_EXTRACTED ENTRIES_
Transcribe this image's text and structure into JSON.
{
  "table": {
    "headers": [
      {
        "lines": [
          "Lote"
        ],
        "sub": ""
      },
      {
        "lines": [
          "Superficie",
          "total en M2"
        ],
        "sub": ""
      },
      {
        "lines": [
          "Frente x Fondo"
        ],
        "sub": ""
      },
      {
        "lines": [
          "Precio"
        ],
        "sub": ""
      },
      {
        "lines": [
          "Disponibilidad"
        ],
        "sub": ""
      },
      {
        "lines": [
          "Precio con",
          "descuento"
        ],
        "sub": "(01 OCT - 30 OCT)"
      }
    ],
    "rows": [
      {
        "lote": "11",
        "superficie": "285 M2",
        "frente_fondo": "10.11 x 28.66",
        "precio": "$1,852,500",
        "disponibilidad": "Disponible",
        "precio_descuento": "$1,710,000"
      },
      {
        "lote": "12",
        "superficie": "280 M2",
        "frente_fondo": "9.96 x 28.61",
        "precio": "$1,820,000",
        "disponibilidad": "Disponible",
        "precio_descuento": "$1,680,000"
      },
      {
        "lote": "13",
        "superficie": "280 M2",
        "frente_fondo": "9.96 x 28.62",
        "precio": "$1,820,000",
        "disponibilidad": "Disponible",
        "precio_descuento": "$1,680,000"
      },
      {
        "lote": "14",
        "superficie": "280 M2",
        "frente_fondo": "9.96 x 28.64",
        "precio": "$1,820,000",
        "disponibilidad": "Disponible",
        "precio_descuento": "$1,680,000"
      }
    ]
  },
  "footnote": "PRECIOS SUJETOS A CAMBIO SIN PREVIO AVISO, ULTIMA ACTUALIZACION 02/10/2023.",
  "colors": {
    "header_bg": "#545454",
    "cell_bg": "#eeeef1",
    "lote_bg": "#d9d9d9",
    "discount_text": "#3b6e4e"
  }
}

_SET PROBLEM_
Emit the full listing verbatim.

_IN RESPONSE_
Transcribe this image's text and structure into JSON.
{
  "table": {
    "headers": [
      {
        "lines": [
          "Lote"
        ],
        "sub": ""
      },
      {
        "lines": [
          "Superficie",
          "total en M2"
        ],
        "sub": ""
      },
      {
        "lines": [
          "Frente x Fondo"
        ],
        "sub": ""
      },
      {
        "lines": [
          "Precio"
        ],
        "sub": ""
      },
      {
        "lines": [
          "Disponibilidad"
        ],
        "sub": ""
      },
      {
        "lines": [
          "Precio con",
          "descuento"
        ],
        "sub": "(01 OCT - 30 OCT)"
      }
    ],
    "rows": [
      {
        "lote": "11",
        "superficie": "285 M2",
        "frente_fondo": "10.11 x 28.66",
        "precio": "$1,852,500",
        "disponibilidad": "Disponible",
        "precio_descuento": "$1,710,000"
      },
      {
        "lote": "12",
        "superficie": "280 M2",
        "frente_fondo": "9.96 x 28.61",
        "precio": "$1,820,000",
        "disponibilidad": "Disponible",
        "precio_descuento": "$1,680,000"
      },
      {
        "lote": "13",
        "superficie": "280 M2",
        "frente_fondo": "9.96 x 28.62",
        "precio": "$1,820,000",
        "disponibilidad": "Disponible",
        "precio_descuento": "$1,680,000"
      },
      {
        "lote": "14",
        "superficie": "280 M2",
        "frente_fondo": "9.96 x 28.64",
        "precio": "$1,820,000",
        "disponibilidad": "Disponible",
        "precio_descuento": "$1,680,000"
      }
    ]
  },
  "footnote": "PRECIOS SUJETOS A CAMBIO SIN PREVIO AVISO, ULTIMA ACTUALIZACION 02/10/2023.",
  "colors": {
    "header_bg": "#545454",
    "cell_bg": "#eeeef1",
    "lote_bg": "#d9d9d9",
    "discount_text": "#3b6e4e"
  }
}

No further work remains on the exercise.